• [What you need to do] Could you render the lines of the data below as a JSON list of strings, one string per line with blank lines left out, beginning at the line that has "preposition: next to xyxy=(469,1561,501,1647)" and stopping after the line that has "dialogue-text: the Biology"?

--- begin ---

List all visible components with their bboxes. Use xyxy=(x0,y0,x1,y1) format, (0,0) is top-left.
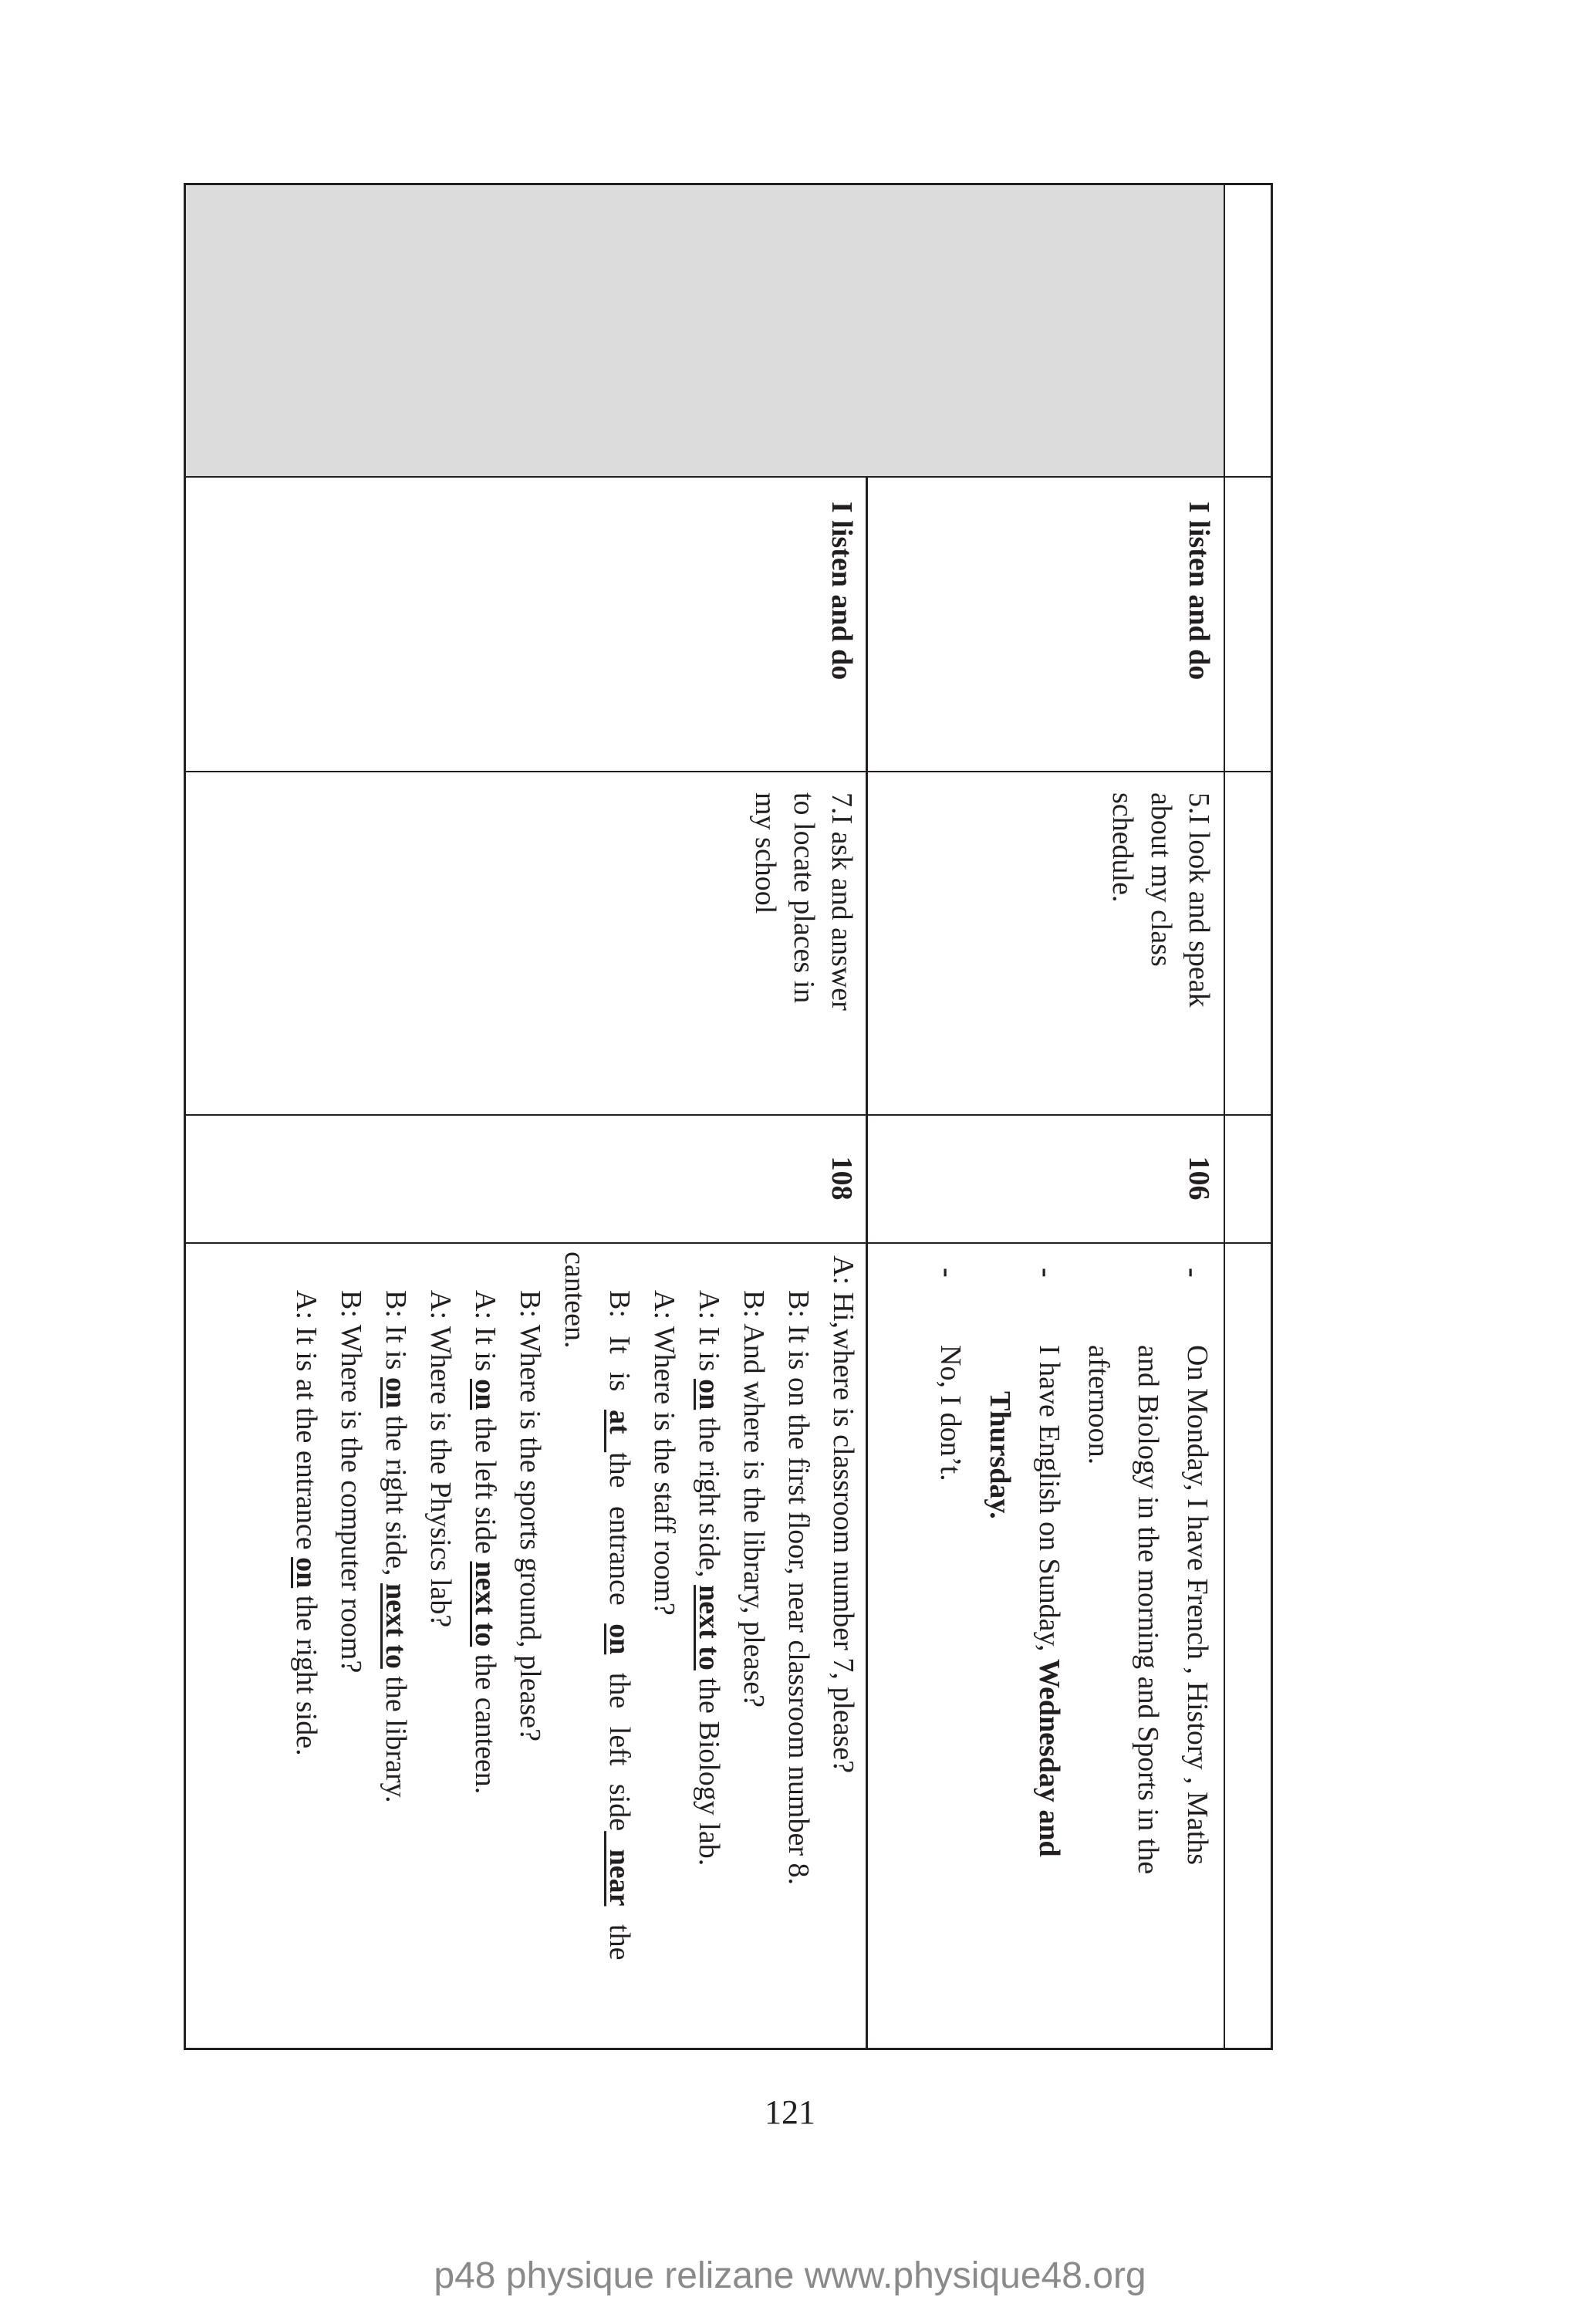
preposition: next to xyxy=(469,1561,501,1647)
dialogue-line: A: Hi,where is classroom number 7, please? xyxy=(827,1255,859,1774)
content-item xyxy=(1074,1345,1222,1874)
dialogue-text: A: It is xyxy=(469,1290,501,1380)
page-ref-cell: 108 xyxy=(825,1156,858,1201)
dialogue-text: the right side, xyxy=(693,1410,725,1586)
dialogue-text: the Biology lab. xyxy=(693,1670,725,1866)
dialogue-text: the xyxy=(603,1906,636,1961)
content-bold: Wednesday and xyxy=(1033,1659,1065,1857)
objective-line: to locate places in xyxy=(787,792,820,1004)
dialogue-text: the right side. xyxy=(290,1588,322,1756)
content-line: afternoon. xyxy=(1082,1345,1115,1465)
rotated-table-frame xyxy=(184,183,1273,2050)
objective-cell xyxy=(746,792,860,1011)
skill-cell: I listen and do xyxy=(1183,502,1215,681)
page-number: 121 xyxy=(765,2093,815,2131)
objective-line: 5.I look and speak xyxy=(1183,792,1215,1008)
objective-cell xyxy=(1103,792,1217,1008)
shaded-column xyxy=(184,183,1225,476)
dialogue-text: B: It is xyxy=(380,1290,412,1377)
objective-line: 7.I ask and answer xyxy=(825,792,858,1011)
dialogue-text: the right side, xyxy=(380,1408,412,1584)
dialogue-line xyxy=(605,1290,634,1960)
dialogue-text: the canteen. xyxy=(469,1647,501,1795)
dialogue-line xyxy=(292,1290,321,1756)
dialogue-line: B: Where is the sports ground, please? xyxy=(514,1290,546,1741)
preposition: near xyxy=(603,1831,636,1907)
bullet-dash: - xyxy=(1177,1268,1209,1278)
table-border-right xyxy=(184,2048,1273,2050)
content-line: and Biology in the morning and Sports in the xyxy=(1132,1345,1164,1875)
column-divider xyxy=(184,1114,1273,1116)
content-item xyxy=(975,1345,1074,1857)
table-border-top xyxy=(1271,183,1273,2050)
column-divider xyxy=(184,476,1273,478)
content-item: No, I don’t. xyxy=(934,1345,967,1481)
content-line xyxy=(1025,1345,1074,1857)
lesson-table xyxy=(184,183,1273,2050)
dialogue-line: A: Where is the staff room? xyxy=(648,1290,680,1616)
dialogue-text: B: It is xyxy=(603,1290,636,1410)
preposition: next to xyxy=(380,1583,412,1669)
dialogue-text: the library. xyxy=(380,1668,412,1803)
bullet-dash: - xyxy=(931,1268,964,1278)
dialogue-text: A: It is xyxy=(693,1290,725,1380)
dialogue-line xyxy=(694,1290,724,1866)
dialogue-line: B: Where is the computer room? xyxy=(335,1290,367,1674)
skill-cell: I listen and do xyxy=(825,502,858,681)
content-line: On Monday, I have French , History , Maths xyxy=(1181,1345,1214,1866)
column-divider xyxy=(184,1242,1273,1244)
dialogue-text: the entrance xyxy=(603,1452,636,1624)
preposition: on xyxy=(603,1623,636,1655)
table-border-bottom xyxy=(184,183,186,2050)
dialogue-line xyxy=(381,1290,410,1803)
footer-watermark[interactable]: p48 physique relizane www.physique48.org xyxy=(434,2255,1146,2296)
dialogue-text: the left side xyxy=(603,1654,636,1832)
dialogue-text: the left side xyxy=(469,1410,501,1562)
dialogue-line: A: Where is the Physics lab? xyxy=(424,1290,457,1628)
dialogue-line: B: It is on the first floor, near classroom number 8. xyxy=(782,1290,815,1885)
row-divider xyxy=(866,476,868,2050)
content-text: I have English on Sunday, xyxy=(1033,1345,1065,1660)
content-line: Thursday. xyxy=(984,1391,1016,1519)
dialogue-text: A: It is at the entrance xyxy=(290,1290,322,1558)
objective-line: about my class xyxy=(1144,792,1177,967)
dialogue-line xyxy=(471,1290,500,1794)
preposition: on xyxy=(469,1379,501,1410)
preposition: on xyxy=(693,1379,725,1410)
objective-line: my school xyxy=(749,792,782,914)
column-divider xyxy=(184,771,1273,772)
objective-line: schedule. xyxy=(1106,792,1139,903)
dialogue-line: B: And where is the library, please? xyxy=(738,1290,770,1708)
bullet-dash: - xyxy=(1030,1268,1062,1278)
dialogue-line: canteen. xyxy=(559,1252,591,1349)
page-ref-cell: 106 xyxy=(1183,1156,1215,1201)
preposition: next to xyxy=(693,1585,725,1670)
preposition: on xyxy=(290,1557,322,1589)
preposition: at xyxy=(603,1409,636,1453)
table-border-left xyxy=(184,183,1273,185)
preposition: on xyxy=(380,1376,412,1409)
header-rule xyxy=(1224,183,1225,2050)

--- end ---

• [The result]
[
  "preposition: next to xyxy=(469,1561,501,1647)",
  "dialogue-line: A: Hi,where is classroom number 7, please? xyxy=(827,1255,859,1774)",
  "content-item xyxy=(1074,1345,1222,1874)",
  "dialogue-text: A: It is xyxy=(469,1290,501,1380)",
  "page-ref-cell: 108 xyxy=(825,1156,858,1201)",
  "dialogue-text: the right side, xyxy=(693,1410,725,1586)",
  "dialogue-text: the Biology lab. xyxy=(693,1670,725,1866)"
]